** start Extracted text **
Whamcloud - gitweb
LU-11518 ldlm: pool fixes 63/39563/6
authorVitaly Fertman <c17818@cray.com>
Fri, 31 Jul 2020 18:30:09 +0000 (21:30 +0300)
committerOleg Drokin <green@whamcloud.com>
Sat, 19 Sep 2020 14:13:12 +0000 (14:13 +0000)
At the time the client side recalc period was increased up to 10secs
the grant & cancel rates started showing the speed not in seconds but
in tens of seconds.

At the pool initialization time, the server side recalc job should not
be delayed on client's recalc period.

It may happen an NS time is significant and comparable (or even more)
than the recalc period of the next NS (all the following NS's) in the
list. If the time has been already spent on the next NS, it does not
mean we want to double the delay for the original NS and recalc after
next N secs.

Make lock volume factor more fine grained (default is 100 now vs the
original 1): it is likely to cancel locks on clients twice faster than
server requested is too fast.

Protect missed pl_server_lock_volume update by the pool lock.

Replace ktime_get_real_seconds with ktime_get_seconds for the recal
interval.
** end Extracted text **
### Directions for this task:
In the LU-11518 commit text, what is the new default lock volume factor, and what was the original value?
** start Records supplied **
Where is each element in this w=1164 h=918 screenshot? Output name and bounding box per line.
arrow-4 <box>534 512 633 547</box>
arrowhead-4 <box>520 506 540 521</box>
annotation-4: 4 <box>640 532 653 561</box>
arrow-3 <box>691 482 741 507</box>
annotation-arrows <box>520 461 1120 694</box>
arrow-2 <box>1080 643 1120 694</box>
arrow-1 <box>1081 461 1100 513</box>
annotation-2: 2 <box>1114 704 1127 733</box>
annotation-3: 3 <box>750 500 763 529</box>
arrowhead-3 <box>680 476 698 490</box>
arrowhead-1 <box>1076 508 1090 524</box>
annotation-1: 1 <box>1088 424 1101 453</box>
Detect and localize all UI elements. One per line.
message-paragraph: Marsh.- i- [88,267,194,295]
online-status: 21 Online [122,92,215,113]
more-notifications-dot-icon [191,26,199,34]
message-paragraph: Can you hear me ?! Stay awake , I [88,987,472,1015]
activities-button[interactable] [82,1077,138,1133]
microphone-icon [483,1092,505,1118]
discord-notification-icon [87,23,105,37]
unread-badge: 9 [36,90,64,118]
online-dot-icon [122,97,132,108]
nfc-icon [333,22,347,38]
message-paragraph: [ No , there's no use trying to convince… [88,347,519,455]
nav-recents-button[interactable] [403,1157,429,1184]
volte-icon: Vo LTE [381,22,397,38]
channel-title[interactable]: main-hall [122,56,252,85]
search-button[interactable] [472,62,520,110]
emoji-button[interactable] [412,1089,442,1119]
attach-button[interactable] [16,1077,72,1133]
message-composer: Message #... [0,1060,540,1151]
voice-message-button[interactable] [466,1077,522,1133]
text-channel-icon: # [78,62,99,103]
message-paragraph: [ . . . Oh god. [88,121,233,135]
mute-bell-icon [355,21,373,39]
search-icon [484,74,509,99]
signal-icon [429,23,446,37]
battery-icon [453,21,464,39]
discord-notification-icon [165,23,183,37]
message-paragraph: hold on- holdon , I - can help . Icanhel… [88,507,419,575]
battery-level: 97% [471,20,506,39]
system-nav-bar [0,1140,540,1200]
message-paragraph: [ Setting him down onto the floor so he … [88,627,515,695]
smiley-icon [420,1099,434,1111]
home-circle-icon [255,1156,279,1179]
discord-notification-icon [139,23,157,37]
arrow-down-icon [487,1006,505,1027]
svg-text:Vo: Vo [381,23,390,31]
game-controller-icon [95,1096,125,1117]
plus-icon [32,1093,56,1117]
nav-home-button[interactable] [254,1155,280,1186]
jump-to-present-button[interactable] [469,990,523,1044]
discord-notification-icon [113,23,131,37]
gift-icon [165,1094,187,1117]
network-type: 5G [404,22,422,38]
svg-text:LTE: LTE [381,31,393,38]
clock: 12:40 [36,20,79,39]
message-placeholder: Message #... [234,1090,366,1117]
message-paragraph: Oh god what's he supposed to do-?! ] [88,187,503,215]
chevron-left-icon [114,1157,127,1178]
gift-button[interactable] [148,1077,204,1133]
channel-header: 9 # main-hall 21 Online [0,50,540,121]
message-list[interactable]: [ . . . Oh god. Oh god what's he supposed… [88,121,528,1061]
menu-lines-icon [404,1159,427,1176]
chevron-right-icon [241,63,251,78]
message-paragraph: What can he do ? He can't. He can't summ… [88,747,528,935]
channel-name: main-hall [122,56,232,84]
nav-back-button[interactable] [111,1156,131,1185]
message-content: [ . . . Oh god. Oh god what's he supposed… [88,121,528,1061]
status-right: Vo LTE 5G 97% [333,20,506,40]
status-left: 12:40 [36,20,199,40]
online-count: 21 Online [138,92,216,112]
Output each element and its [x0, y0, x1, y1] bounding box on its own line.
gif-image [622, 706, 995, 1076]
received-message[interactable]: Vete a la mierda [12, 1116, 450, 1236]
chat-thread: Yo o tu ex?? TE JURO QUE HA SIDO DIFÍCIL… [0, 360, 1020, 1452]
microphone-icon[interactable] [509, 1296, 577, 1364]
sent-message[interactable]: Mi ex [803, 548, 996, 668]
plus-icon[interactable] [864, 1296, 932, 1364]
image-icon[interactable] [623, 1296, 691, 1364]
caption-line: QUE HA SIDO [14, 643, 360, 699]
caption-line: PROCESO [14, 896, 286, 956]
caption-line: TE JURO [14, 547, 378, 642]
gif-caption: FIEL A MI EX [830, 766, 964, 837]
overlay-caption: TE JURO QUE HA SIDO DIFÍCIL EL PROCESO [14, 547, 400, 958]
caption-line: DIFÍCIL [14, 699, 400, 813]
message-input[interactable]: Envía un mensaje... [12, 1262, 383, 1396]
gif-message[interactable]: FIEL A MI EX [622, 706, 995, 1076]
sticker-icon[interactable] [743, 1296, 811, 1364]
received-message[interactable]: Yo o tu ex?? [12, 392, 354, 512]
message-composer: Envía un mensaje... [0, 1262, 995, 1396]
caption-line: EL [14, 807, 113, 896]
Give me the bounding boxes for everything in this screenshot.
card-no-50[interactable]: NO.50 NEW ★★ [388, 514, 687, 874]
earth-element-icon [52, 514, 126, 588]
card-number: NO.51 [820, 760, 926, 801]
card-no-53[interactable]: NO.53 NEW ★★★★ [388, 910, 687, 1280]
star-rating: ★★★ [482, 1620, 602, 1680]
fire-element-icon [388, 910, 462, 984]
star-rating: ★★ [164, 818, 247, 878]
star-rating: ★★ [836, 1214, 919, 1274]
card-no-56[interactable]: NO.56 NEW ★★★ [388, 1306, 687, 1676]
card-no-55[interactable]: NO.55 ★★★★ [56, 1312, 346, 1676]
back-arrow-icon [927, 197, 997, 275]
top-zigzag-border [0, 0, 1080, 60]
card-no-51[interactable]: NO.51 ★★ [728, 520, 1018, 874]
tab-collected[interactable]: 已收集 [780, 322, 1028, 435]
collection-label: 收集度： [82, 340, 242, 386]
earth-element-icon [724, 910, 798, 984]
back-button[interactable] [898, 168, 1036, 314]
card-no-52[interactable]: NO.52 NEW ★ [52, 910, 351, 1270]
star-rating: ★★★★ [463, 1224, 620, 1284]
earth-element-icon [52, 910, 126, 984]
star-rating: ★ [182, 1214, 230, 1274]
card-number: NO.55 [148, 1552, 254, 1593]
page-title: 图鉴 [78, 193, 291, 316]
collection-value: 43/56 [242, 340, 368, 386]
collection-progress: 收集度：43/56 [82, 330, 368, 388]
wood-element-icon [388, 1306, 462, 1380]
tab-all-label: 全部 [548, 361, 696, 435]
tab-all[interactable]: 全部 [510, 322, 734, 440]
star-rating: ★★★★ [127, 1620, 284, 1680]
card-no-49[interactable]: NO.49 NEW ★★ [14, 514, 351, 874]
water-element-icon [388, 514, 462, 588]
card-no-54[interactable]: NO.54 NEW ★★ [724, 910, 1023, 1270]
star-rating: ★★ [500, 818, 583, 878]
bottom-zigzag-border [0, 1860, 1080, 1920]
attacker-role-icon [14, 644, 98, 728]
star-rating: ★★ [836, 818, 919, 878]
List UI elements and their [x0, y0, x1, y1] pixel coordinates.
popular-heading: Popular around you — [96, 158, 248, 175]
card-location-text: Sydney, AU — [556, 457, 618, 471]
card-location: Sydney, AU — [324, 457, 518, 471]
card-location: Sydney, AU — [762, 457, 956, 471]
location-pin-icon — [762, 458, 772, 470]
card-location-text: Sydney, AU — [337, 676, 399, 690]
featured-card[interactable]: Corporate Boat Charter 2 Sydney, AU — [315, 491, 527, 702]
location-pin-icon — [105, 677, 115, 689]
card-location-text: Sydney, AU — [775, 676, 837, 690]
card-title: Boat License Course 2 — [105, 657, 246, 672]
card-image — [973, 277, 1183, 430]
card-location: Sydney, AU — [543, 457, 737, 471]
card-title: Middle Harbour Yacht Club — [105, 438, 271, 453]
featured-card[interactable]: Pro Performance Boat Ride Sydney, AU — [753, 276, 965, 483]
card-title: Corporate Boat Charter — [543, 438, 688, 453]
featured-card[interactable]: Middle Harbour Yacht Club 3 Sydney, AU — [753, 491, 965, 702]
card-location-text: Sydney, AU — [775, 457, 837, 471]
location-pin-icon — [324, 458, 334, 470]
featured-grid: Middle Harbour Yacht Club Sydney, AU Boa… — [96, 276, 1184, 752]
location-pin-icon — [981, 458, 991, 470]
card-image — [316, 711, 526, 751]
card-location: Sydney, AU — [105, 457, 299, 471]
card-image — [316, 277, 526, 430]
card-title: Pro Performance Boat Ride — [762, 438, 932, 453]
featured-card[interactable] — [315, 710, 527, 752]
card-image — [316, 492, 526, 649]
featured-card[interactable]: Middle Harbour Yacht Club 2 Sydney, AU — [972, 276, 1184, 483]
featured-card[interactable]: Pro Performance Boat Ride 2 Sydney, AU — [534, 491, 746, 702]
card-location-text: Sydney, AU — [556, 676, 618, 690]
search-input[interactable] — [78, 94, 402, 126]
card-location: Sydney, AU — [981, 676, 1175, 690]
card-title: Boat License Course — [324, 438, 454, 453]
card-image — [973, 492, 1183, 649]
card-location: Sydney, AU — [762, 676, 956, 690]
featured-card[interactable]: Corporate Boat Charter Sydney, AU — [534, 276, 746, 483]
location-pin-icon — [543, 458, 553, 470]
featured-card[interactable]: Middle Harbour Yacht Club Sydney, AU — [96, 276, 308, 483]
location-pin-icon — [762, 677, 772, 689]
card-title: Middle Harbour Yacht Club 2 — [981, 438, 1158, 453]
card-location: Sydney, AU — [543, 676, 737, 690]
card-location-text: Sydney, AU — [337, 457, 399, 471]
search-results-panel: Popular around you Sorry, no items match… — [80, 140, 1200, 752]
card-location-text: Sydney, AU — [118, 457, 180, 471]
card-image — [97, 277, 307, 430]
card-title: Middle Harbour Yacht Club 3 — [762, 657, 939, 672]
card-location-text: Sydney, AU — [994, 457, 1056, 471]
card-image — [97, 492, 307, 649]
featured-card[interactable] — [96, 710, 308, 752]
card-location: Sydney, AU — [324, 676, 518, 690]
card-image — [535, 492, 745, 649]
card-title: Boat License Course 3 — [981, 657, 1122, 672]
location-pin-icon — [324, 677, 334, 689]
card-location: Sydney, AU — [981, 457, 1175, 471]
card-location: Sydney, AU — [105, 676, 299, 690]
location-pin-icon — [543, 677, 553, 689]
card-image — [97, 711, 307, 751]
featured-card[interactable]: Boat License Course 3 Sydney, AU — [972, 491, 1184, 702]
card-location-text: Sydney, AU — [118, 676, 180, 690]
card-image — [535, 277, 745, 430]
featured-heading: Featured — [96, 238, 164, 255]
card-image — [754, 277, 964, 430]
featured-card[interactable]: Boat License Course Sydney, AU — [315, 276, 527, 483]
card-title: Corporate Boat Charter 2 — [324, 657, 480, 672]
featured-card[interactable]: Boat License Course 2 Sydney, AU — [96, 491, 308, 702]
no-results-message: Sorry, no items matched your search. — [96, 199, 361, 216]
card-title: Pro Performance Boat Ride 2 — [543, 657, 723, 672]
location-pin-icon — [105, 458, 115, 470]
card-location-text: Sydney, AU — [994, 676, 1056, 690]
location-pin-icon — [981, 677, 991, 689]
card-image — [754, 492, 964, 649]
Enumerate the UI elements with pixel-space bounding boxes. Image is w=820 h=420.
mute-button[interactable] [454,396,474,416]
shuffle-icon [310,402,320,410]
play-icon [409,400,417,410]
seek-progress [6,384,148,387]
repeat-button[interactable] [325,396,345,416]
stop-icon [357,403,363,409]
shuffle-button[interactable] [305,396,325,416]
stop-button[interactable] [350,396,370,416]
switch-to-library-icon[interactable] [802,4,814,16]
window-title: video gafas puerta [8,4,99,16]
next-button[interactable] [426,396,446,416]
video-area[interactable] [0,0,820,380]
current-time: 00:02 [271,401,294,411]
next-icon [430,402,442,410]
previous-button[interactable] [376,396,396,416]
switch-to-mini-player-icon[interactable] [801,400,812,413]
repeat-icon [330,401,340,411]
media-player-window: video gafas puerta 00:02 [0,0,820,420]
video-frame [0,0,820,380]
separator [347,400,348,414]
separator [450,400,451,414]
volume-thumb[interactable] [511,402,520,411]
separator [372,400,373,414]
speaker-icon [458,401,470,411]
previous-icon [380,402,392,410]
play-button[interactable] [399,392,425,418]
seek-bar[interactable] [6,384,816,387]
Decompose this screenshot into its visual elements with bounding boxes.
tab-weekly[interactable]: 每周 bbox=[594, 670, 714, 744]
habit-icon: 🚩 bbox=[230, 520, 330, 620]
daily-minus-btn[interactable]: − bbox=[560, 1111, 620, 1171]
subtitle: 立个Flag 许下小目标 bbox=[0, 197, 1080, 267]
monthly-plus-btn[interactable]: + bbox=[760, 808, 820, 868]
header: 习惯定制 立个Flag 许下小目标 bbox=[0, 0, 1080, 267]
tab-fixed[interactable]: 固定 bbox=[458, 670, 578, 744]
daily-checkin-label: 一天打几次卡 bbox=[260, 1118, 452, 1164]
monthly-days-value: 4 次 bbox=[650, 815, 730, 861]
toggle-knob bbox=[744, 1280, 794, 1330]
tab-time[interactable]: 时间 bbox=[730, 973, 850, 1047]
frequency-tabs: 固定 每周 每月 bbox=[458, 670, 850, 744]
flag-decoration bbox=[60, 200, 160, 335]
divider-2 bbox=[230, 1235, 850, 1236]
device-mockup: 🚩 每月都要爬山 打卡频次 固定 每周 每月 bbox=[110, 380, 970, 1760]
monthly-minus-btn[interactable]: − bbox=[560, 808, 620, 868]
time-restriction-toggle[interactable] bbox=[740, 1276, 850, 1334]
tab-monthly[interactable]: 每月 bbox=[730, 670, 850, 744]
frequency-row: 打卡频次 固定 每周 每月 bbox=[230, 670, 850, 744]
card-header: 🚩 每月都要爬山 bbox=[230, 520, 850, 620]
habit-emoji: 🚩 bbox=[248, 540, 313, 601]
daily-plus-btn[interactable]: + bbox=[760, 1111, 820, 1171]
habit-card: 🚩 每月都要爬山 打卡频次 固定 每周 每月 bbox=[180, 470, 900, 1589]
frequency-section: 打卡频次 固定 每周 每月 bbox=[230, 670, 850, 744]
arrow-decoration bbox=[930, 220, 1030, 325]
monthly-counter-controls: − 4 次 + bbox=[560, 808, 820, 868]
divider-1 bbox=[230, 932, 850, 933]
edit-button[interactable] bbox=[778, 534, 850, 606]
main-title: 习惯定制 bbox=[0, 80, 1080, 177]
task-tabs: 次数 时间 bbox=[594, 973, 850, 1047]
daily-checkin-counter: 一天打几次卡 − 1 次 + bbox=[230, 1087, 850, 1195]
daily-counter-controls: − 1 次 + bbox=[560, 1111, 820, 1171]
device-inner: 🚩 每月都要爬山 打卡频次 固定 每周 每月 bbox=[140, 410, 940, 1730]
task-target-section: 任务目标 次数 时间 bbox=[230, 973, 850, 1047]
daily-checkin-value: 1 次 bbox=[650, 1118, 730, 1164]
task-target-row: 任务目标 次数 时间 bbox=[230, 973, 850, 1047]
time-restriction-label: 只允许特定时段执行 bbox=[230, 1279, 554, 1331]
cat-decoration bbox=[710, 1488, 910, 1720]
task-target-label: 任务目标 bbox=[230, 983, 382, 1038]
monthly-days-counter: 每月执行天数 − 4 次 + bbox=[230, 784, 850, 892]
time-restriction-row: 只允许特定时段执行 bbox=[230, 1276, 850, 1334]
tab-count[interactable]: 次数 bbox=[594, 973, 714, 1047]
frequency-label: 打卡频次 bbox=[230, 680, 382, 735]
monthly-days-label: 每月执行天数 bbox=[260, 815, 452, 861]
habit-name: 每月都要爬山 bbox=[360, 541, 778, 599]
** end Records supplied **
### Output for this task:
The default is now 100, compared with the original 1.